Document:
##############################
Nutri-Grain is a brand of breakfast cereal and breakfast bar made by the Kellogg Company. In Australia and New Zealand Nutri-Grain is a breakfast cereal made from corn, oats, and wheat. The pieces are shaped like bricks.

In the United States, Canada, the United Kingdom and Ireland the Nutri-Grain name is used for soft breakfast bars.

History

The breakfast cereal in its original "block and hole" shape was introduced in Australia in 1976, and later in 1981 consisting of flakes without added sugar. There were four varieties initially (rye, corn, barley, and wheat); later these were reduced to corn and wheat, and finally the corn line was completely discontinued. There are various Nutri-Grain Bars made from the breakfast cereal bonded together, available in the markets where the cereal is available. The bars became popular in the 1990s as an "on-the-go" food.

In 2013, Nutri-Grain breakfast drinks were added to the line of cereals for the Australian market.
##############################
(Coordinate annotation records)
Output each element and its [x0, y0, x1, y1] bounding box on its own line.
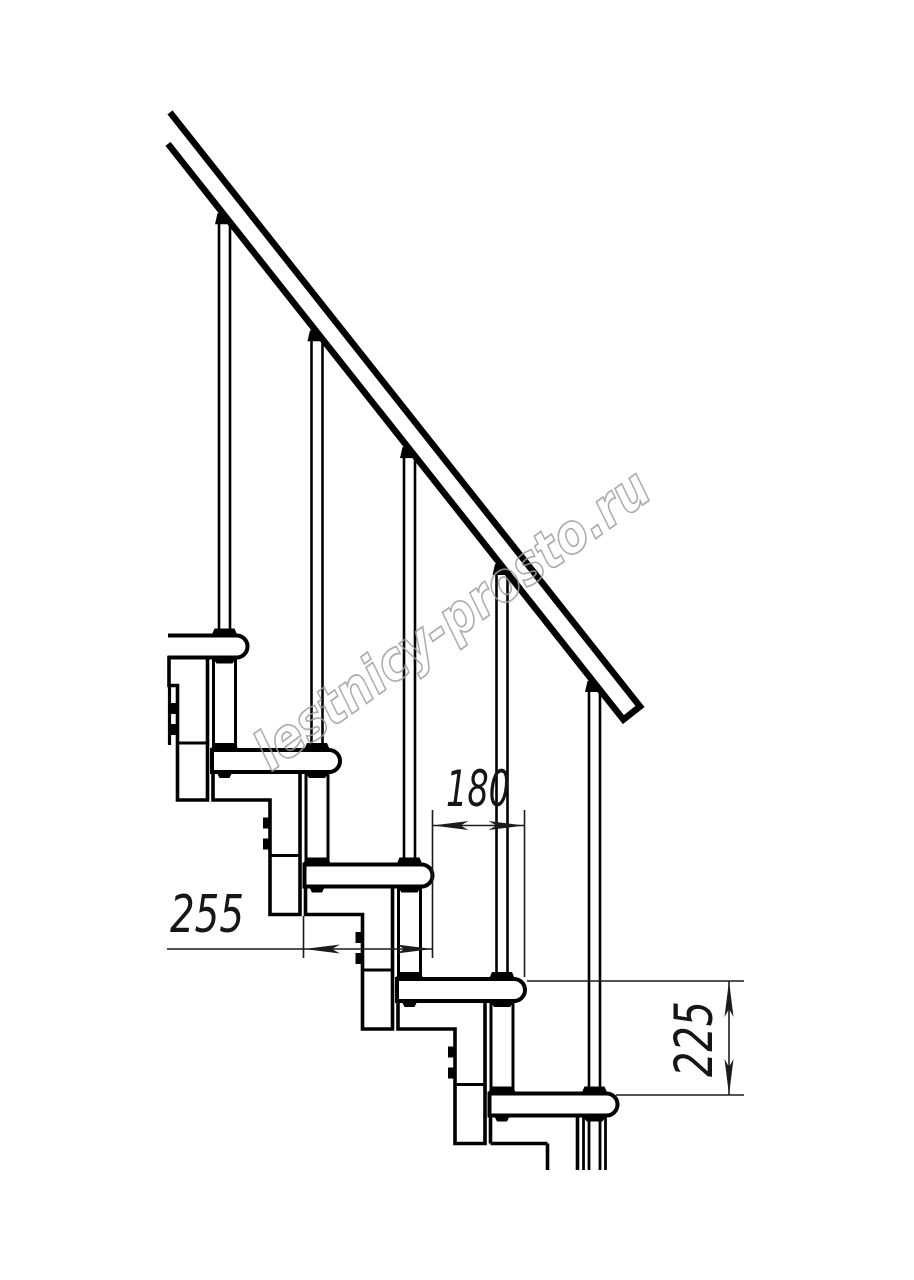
- pipe-landing-plate-2: [211, 743, 239, 750]
- tread-3: [305, 865, 433, 887]
- staircase-technical-drawing: 255 180 225 lestnicy-prosto.ru: [0, 0, 914, 1280]
- support-module-3: [306, 887, 393, 1030]
- pipe-landing-plate-3: [303, 858, 331, 865]
- dimension-label-180: 180: [446, 760, 510, 818]
- support-module-5-fill2: [548, 1116, 578, 1171]
- baluster-base-plate-3: [397, 858, 423, 865]
- pipe-top-plate-4: [490, 1001, 514, 1007]
- tread-5: [490, 1094, 618, 1116]
- pipe-landing-plate-5: [488, 1087, 516, 1094]
- bolt-tab-8: [448, 1068, 456, 1079]
- bolt-tab-7: [448, 1047, 456, 1058]
- baluster-base-plate-4: [489, 972, 515, 979]
- tread-4: [397, 979, 525, 1001]
- pipe-landing-plate-4: [396, 972, 424, 979]
- pipe-top-plate-5: [583, 1116, 607, 1122]
- bolt-tab-2: [171, 724, 179, 735]
- pipe-fill-4: [491, 1001, 513, 1094]
- pipe-fill-3: [399, 887, 421, 980]
- pipe-top-plate-2: [305, 772, 329, 778]
- bolt-tab-4: [263, 839, 271, 850]
- bolt-tab-1: [171, 703, 179, 714]
- pipe-fill-2: [306, 772, 328, 865]
- pipe-top-plate-3: [398, 887, 422, 893]
- tread-1: [168, 636, 248, 658]
- support-module-4: [398, 1001, 485, 1144]
- bolt-tab-6: [356, 953, 364, 964]
- baluster-base-plate-5: [582, 1087, 608, 1094]
- dimension-label-225: 225: [664, 1001, 725, 1077]
- bolt-tab-3: [263, 818, 271, 829]
- pipe-fill-1: [214, 658, 236, 751]
- dimension-label-255: 255: [170, 885, 244, 945]
- drawing-sheet: 255 180 225 lestnicy-prosto.ru: [0, 0, 914, 1280]
- baluster-base-plate-1: [212, 629, 238, 636]
- bolt-tab-5: [356, 932, 364, 943]
- pipe-top-plate-1: [213, 658, 237, 664]
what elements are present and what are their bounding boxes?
##############################
To do:
Carry on the Nutri-Grain text from its final sentence, writing the next part in the same style.

Exercise result:
UK products
In the UK, Nutri-Grain bars are around one-third cereals (mainly wheat-flour) and around ten percent fruit. Breakfast bars are a similar product to the muesli bar or granola bar.

Breakfast bars
Apple
Strawberry
Blueberry

Breakfast Bakes range (formerly Elevenses) 
Raisin
Ginger
Golden Oat
Chocolate Chip

Breakfast biscuits
Cereal & Milk
Oats & Honey
Fruit & Fibre

Canada products

Cereal bars
Strawberry
Raspberry 
Mixed Berry
Blueberry
Apple Cinnamon

Fruit crunch
Apple Crisp
Strawberry Parfait

Soft Bakes
Mixed Berry
apple cinnamon
strawberry
Blueberry
strawberry and Greek yogurt
Raspberry
Chocolate Raspberry
Pumpkin Spice (limited time)

US products

Breakfast bars
Cherry
Raspberry
Chocolate Raspberry 
Blackberry
Apple Cinnamon
Blueberry
Mixed Berry
Strawberry
Strawberry Yogurt
Cinnamon

Australian products

Breakfast cereal
Nutri-Grain Original
Nutri-Grain EDGE Oat Clusters

Bars
Nutri-Grain Original
Nutri-Grain EDGE

Health

Nutri-Grain received four stars out of five on the Australian Government's health star ratings.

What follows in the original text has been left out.